Extract every line where the string "active" appears.

## DATA LINES:
....
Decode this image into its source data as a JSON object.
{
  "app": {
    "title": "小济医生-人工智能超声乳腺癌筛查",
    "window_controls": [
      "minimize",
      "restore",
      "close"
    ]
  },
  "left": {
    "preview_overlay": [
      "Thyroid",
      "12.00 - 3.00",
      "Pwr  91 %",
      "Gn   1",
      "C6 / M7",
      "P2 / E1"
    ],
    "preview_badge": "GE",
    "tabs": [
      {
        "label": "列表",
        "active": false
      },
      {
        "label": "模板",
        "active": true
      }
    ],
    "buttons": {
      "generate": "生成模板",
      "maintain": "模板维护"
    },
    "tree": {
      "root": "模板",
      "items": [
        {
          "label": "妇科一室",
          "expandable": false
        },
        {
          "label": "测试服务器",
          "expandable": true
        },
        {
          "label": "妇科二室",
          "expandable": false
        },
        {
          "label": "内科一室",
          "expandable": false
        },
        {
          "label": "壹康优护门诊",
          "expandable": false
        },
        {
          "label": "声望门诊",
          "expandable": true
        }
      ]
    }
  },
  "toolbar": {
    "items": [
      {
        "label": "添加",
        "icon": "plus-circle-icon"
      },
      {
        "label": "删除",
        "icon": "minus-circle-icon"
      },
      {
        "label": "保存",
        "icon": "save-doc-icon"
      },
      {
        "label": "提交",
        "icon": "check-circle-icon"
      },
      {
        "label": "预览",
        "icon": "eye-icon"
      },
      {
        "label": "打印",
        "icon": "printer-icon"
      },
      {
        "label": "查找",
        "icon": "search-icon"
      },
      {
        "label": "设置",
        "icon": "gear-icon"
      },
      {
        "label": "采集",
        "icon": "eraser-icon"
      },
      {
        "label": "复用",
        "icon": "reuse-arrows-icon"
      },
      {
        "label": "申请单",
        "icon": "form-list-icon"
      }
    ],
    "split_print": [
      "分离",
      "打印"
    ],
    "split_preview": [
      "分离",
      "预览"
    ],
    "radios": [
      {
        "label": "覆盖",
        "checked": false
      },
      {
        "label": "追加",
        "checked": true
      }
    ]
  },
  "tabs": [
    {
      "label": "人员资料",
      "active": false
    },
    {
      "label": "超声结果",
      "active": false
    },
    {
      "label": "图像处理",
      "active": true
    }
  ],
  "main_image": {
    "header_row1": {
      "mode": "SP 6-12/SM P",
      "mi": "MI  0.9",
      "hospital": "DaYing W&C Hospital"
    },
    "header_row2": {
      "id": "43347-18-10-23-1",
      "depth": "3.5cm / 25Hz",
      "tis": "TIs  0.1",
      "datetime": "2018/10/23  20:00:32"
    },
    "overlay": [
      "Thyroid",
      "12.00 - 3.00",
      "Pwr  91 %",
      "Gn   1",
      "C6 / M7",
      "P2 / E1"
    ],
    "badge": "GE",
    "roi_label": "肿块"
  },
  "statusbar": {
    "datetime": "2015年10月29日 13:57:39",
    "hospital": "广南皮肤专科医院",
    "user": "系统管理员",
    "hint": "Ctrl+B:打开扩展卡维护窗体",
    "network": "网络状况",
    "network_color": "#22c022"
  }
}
....
## RESULT:
        "active": false
        "active": true
      "active": false
      "active": false
      "active": true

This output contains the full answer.